■ **RECORDED DATA**:

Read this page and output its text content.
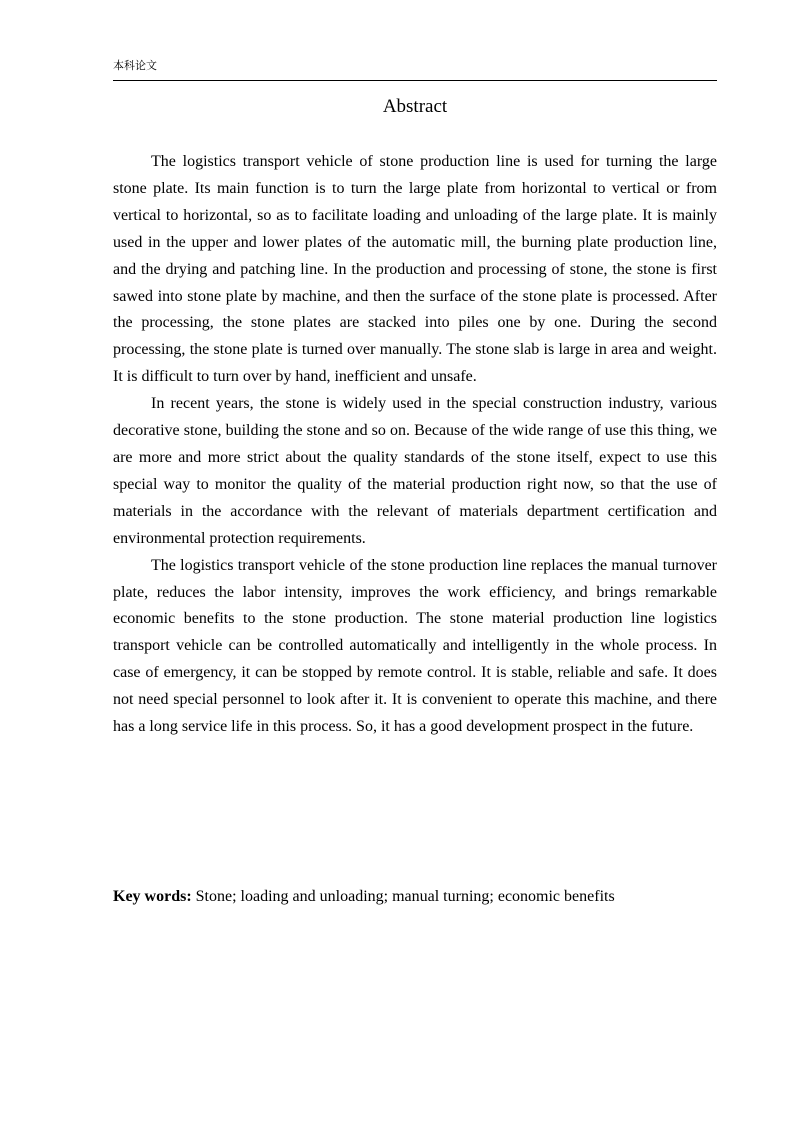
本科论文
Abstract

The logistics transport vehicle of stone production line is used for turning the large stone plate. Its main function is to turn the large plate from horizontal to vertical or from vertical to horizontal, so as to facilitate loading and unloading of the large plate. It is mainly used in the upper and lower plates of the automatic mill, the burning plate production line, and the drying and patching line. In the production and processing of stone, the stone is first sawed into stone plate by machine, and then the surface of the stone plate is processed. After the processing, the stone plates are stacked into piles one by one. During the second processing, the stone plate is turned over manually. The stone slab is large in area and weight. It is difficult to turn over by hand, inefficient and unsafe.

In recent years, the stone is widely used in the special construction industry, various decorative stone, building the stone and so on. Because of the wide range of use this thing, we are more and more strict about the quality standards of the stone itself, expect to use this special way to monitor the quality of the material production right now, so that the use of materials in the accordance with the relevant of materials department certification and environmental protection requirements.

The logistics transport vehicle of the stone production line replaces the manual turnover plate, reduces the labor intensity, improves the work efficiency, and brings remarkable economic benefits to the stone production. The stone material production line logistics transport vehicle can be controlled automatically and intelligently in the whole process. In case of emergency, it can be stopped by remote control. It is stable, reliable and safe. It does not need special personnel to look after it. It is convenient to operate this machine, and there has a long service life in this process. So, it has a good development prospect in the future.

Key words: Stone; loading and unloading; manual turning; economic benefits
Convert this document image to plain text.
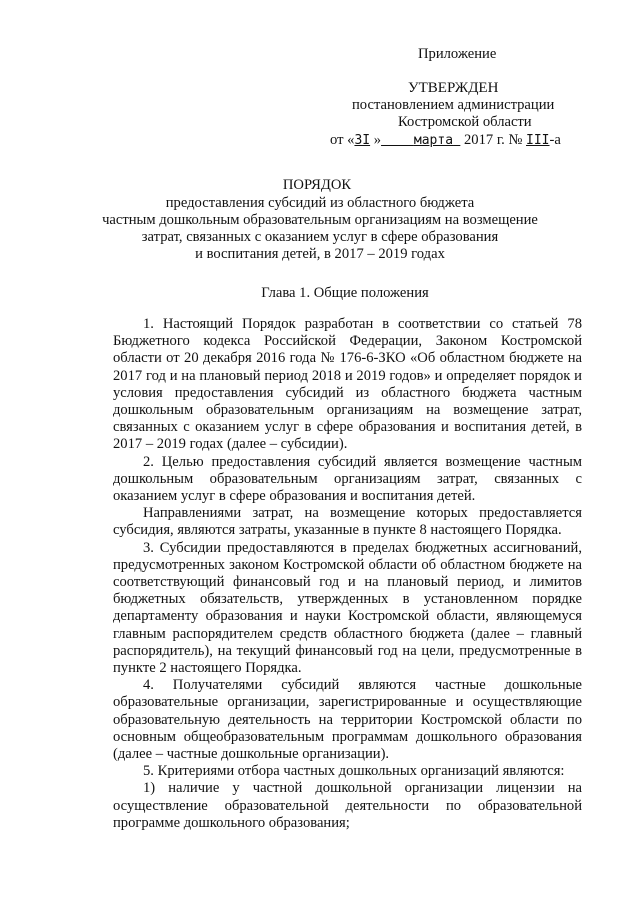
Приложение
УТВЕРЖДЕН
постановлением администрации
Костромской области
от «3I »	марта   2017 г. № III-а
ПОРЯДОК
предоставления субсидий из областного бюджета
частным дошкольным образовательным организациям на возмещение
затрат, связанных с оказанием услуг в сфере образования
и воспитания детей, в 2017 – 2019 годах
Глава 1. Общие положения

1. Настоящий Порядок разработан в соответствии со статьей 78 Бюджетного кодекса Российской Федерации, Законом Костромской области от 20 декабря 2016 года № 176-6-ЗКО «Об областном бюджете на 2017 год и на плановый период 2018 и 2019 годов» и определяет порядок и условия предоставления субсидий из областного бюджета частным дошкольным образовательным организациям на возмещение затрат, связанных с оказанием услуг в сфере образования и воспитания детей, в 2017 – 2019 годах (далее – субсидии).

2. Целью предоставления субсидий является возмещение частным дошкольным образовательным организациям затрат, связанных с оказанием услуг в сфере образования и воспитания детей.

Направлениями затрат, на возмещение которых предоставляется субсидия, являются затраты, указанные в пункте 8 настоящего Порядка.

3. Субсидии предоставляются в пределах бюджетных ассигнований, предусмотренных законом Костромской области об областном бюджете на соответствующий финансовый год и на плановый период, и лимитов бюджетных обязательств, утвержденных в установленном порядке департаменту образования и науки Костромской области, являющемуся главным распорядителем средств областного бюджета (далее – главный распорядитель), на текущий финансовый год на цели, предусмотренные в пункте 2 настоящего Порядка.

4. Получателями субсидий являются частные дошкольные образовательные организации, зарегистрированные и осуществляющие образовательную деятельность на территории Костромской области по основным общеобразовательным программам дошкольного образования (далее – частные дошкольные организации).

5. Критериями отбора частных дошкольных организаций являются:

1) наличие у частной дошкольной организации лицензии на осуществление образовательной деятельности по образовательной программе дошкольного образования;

■ **EXERCISE OBJECTIVE**: Print all the records again exactly; do not include any picture.

■ **FINAL ANSWER**:
Read this page and output its text content.
本科论文
Abstract

The logistics transport vehicle of stone production line is used for turning the large stone plate. Its main function is to turn the large plate from horizontal to vertical or from vertical to horizontal, so as to facilitate loading and unloading of the large plate. It is mainly used in the upper and lower plates of the automatic mill, the burning plate production line, and the drying and patching line. In the production and processing of stone, the stone is first sawed into stone plate by machine, and then the surface of the stone plate is processed. After the processing, the stone plates are stacked into piles one by one. During the second processing, the stone plate is turned over manually. The stone slab is large in area and weight. It is difficult to turn over by hand, inefficient and unsafe.

In recent years, the stone is widely used in the special construction industry, various decorative stone, building the stone and so on. Because of the wide range of use this thing, we are more and more strict about the quality standards of the stone itself, expect to use this special way to monitor the quality of the material production right now, so that the use of materials in the accordance with the relevant of materials department certification and environmental protection requirements.

The logistics transport vehicle of the stone production line replaces the manual turnover plate, reduces the labor intensity, improves the work efficiency, and brings remarkable economic benefits to the stone production. The stone material production line logistics transport vehicle can be controlled automatically and intelligently in the whole process. In case of emergency, it can be stopped by remote control. It is stable, reliable and safe. It does not need special personnel to look after it. It is convenient to operate this machine, and there has a long service life in this process. So, it has a good development prospect in the future.

Key words: Stone; loading and unloading; manual turning; economic benefits
Convert this document image to plain text.
Приложение
УТВЕРЖДЕН
постановлением администрации
Костромской области
от «3I »	марта   2017 г. № III-а
ПОРЯДОК
предоставления субсидий из областного бюджета
частным дошкольным образовательным организациям на возмещение
затрат, связанных с оказанием услуг в сфере образования
и воспитания детей, в 2017 – 2019 годах
Глава 1. Общие положения

1. Настоящий Порядок разработан в соответствии со статьей 78 Бюджетного кодекса Российской Федерации, Законом Костромской области от 20 декабря 2016 года № 176-6-ЗКО «Об областном бюджете на 2017 год и на плановый период 2018 и 2019 годов» и определяет порядок и условия предоставления субсидий из областного бюджета частным дошкольным образовательным организациям на возмещение затрат, связанных с оказанием услуг в сфере образования и воспитания детей, в 2017 – 2019 годах (далее – субсидии).

2. Целью предоставления субсидий является возмещение частным дошкольным образовательным организациям затрат, связанных с оказанием услуг в сфере образования и воспитания детей.

Направлениями затрат, на возмещение которых предоставляется субсидия, являются затраты, указанные в пункте 8 настоящего Порядка.

3. Субсидии предоставляются в пределах бюджетных ассигнований, предусмотренных законом Костромской области об областном бюджете на соответствующий финансовый год и на плановый период, и лимитов бюджетных обязательств, утвержденных в установленном порядке департаменту образования и науки Костромской области, являющемуся главным распорядителем средств областного бюджета (далее – главный распорядитель), на текущий финансовый год на цели, предусмотренные в пункте 2 настоящего Порядка.

4. Получателями субсидий являются частные дошкольные образовательные организации, зарегистрированные и осуществляющие образовательную деятельность на территории Костромской области по основным общеобразовательным программам дошкольного образования (далее – частные дошкольные организации).

5. Критериями отбора частных дошкольных организаций являются:

1) наличие у частной дошкольной организации лицензии на осуществление образовательной деятельности по образовательной программе дошкольного образования;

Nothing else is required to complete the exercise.